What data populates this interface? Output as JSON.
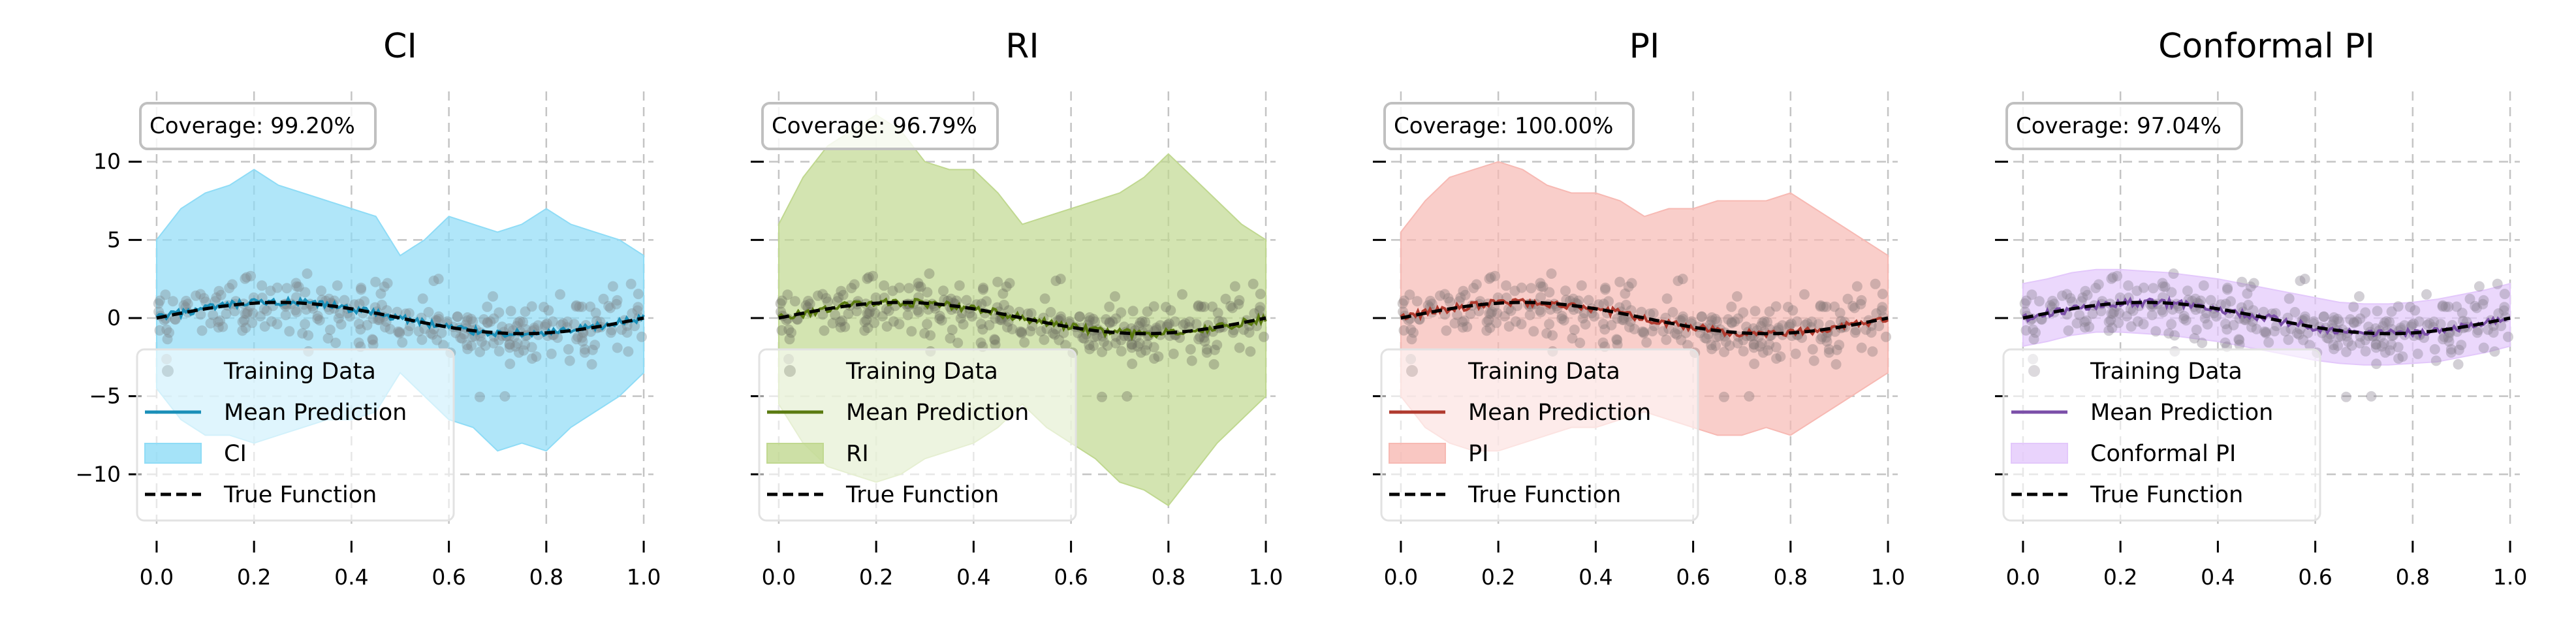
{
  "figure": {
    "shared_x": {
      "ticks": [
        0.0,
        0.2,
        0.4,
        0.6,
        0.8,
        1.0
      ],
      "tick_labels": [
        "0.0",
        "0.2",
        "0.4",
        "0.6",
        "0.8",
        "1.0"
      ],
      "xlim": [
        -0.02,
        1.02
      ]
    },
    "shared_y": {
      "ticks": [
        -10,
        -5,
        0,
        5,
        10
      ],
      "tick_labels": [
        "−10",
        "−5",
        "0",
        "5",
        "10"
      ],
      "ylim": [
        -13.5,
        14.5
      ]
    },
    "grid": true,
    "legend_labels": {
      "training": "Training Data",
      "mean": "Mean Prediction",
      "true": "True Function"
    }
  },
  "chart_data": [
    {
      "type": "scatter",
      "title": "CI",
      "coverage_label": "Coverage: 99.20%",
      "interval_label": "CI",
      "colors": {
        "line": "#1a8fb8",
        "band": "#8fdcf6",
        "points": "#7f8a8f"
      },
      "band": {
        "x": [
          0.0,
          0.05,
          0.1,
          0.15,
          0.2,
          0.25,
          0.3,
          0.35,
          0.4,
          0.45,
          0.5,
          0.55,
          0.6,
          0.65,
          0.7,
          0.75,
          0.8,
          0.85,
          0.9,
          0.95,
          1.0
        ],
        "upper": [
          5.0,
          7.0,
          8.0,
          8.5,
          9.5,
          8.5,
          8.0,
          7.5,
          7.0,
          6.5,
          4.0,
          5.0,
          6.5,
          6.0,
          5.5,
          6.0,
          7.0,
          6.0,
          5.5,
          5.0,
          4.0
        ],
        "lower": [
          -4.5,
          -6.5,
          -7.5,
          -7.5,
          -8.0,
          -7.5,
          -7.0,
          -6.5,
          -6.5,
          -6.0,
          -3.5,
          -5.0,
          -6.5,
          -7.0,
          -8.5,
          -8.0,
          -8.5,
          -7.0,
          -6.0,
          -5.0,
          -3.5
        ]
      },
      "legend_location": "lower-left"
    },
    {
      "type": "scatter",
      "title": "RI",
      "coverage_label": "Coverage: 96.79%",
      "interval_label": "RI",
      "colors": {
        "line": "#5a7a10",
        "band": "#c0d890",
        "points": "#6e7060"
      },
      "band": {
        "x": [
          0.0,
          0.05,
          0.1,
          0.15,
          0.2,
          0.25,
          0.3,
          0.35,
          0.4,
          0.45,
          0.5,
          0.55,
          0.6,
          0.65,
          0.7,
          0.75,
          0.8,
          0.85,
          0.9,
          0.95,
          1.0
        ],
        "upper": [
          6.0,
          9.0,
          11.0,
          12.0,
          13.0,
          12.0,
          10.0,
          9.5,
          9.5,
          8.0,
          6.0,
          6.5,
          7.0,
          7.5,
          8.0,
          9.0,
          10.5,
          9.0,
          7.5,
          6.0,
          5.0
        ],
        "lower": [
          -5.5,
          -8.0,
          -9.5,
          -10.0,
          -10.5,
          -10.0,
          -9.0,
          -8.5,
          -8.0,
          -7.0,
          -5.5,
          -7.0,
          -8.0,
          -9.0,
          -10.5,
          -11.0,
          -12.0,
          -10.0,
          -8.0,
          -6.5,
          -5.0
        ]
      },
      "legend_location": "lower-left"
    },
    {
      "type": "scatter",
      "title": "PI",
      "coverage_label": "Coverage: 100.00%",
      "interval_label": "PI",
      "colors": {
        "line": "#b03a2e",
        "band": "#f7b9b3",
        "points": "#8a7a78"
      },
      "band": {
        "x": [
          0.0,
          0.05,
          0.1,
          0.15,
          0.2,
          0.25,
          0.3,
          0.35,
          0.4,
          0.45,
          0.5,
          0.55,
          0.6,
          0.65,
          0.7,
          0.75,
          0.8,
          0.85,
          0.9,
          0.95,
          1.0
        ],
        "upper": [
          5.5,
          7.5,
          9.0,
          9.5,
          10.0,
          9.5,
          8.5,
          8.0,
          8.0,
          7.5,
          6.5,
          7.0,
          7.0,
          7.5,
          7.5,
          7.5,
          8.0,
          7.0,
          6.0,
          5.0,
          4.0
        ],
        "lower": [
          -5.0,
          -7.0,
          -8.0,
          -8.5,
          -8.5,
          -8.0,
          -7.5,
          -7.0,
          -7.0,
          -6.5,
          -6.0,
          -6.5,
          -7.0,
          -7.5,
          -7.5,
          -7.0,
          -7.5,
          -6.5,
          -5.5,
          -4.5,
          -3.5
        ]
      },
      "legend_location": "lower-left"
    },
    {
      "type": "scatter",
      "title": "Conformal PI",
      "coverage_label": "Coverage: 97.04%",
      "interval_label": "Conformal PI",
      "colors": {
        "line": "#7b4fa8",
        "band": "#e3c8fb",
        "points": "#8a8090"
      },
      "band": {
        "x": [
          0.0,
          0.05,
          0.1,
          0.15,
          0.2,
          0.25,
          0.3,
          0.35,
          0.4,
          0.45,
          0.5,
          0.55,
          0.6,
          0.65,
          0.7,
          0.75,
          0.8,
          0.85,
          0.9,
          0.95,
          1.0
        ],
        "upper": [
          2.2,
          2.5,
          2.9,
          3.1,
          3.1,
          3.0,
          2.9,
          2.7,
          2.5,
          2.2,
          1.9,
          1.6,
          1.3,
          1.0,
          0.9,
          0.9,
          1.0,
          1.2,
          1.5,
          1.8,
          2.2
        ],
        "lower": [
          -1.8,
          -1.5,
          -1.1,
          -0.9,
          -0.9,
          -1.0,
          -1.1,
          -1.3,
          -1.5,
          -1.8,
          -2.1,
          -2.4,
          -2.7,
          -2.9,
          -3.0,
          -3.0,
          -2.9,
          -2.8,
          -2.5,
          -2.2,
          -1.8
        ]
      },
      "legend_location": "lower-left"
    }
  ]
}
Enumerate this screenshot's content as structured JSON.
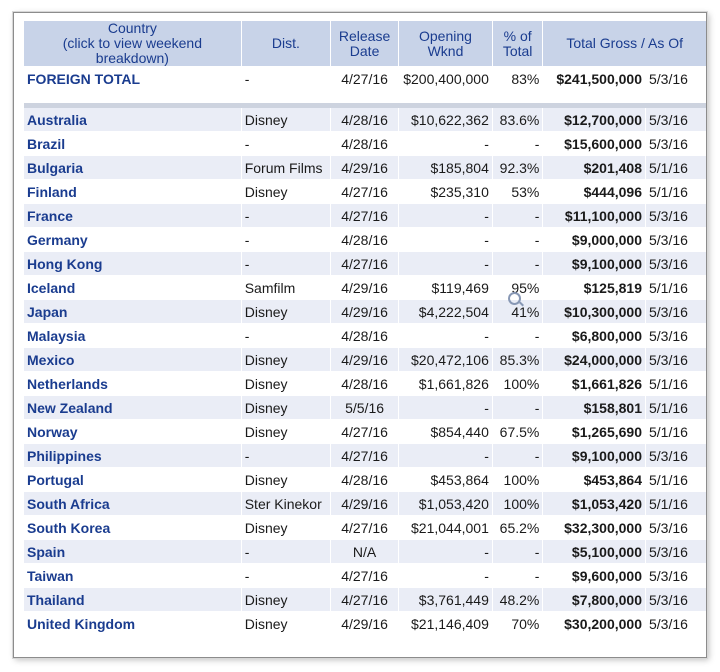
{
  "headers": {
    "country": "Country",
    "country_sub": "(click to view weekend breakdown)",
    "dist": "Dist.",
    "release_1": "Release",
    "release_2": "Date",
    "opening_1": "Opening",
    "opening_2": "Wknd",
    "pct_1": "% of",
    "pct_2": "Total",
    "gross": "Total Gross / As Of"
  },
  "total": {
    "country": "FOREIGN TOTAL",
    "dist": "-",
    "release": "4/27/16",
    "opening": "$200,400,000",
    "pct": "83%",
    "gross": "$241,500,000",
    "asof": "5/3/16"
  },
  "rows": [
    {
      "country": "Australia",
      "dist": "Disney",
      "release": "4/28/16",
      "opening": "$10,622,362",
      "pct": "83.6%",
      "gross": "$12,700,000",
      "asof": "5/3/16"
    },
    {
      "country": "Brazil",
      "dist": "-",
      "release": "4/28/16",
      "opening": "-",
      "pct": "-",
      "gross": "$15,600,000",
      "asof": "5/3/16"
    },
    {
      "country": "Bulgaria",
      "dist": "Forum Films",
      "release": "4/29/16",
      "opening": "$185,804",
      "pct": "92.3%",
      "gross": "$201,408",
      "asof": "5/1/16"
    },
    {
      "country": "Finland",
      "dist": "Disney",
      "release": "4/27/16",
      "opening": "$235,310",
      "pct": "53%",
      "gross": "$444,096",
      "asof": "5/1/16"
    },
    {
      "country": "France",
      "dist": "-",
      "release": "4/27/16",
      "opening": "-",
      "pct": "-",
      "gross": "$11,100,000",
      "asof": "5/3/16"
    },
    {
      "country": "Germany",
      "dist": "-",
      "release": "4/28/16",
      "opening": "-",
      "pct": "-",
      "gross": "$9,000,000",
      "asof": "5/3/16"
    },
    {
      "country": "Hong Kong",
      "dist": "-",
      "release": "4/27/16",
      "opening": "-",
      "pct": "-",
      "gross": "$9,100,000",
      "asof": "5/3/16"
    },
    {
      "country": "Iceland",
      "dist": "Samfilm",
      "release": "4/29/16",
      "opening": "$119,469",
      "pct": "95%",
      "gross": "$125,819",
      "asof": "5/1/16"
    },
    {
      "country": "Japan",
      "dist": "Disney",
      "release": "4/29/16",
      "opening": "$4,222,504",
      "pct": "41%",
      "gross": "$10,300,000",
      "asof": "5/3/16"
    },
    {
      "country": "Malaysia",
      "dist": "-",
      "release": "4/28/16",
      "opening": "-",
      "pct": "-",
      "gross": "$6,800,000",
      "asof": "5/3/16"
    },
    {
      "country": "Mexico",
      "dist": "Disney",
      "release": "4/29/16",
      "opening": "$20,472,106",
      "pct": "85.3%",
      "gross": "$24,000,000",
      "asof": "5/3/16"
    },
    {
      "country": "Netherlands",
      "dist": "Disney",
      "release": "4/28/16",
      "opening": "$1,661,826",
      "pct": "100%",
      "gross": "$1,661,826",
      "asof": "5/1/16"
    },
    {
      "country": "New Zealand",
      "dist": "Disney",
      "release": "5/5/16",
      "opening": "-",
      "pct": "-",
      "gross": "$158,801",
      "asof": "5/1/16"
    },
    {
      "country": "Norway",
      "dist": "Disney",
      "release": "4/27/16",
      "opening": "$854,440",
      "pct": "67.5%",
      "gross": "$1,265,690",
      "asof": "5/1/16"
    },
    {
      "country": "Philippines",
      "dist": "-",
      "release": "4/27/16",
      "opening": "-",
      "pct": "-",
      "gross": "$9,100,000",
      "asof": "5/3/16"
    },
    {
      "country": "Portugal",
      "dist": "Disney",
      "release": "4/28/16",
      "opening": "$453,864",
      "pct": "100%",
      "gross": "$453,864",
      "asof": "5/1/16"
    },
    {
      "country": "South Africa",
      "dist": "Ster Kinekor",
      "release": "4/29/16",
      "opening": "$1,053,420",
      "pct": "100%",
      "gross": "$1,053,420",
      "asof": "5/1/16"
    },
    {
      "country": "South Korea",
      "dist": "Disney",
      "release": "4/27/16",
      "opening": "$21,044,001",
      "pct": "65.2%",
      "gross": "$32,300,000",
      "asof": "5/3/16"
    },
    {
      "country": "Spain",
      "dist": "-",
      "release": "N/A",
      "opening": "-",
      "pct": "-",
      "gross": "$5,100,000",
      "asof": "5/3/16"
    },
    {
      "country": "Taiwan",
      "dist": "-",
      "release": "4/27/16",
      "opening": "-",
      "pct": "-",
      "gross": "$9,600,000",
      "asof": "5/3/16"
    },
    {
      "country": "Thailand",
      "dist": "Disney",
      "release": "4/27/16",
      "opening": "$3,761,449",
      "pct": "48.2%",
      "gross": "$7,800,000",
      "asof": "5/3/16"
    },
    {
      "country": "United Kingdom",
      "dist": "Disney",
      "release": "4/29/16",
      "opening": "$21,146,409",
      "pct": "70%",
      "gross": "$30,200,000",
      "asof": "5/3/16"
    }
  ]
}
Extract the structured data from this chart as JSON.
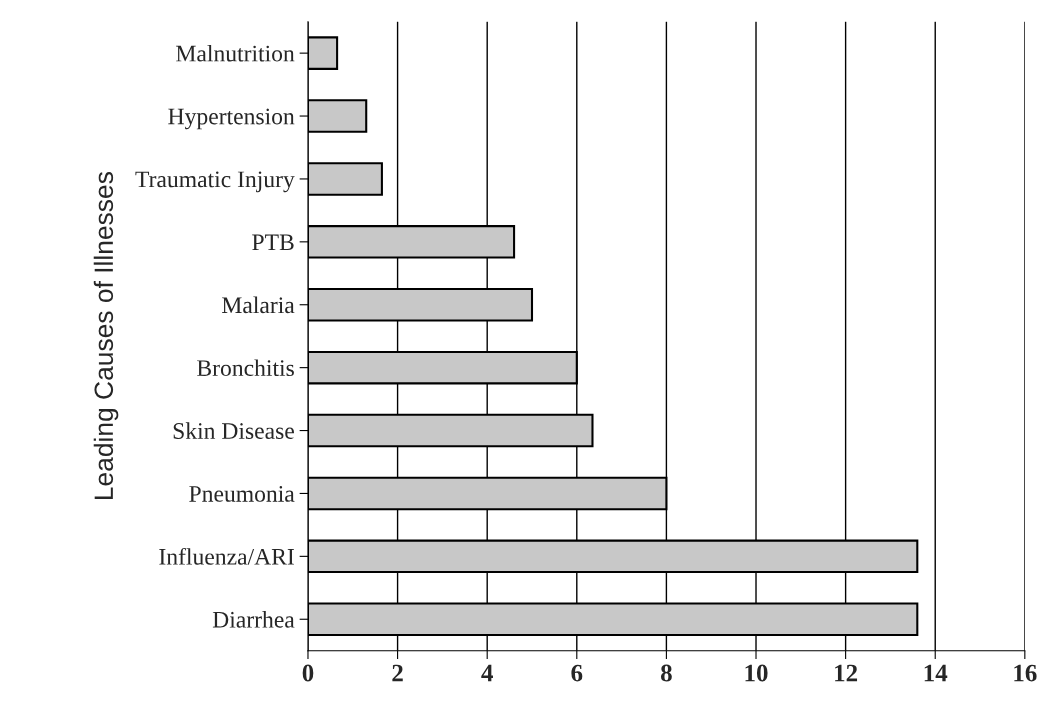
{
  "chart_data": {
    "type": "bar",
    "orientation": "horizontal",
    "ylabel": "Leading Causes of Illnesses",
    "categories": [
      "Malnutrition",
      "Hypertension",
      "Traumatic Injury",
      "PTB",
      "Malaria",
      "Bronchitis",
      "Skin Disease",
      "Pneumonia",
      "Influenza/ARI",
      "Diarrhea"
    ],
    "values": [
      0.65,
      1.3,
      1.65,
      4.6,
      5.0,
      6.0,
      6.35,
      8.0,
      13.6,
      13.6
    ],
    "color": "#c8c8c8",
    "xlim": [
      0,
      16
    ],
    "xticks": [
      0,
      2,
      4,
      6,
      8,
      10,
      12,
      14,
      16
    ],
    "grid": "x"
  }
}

◇ ◇ ◇ ◇ ◇ ◇ ◇

» **What to do**:
Where a line above contains the string "Conformal", copy that line.

» **Result for this exercise**:
      "title": "Conformal PI",
      "interval_label": "Conformal PI",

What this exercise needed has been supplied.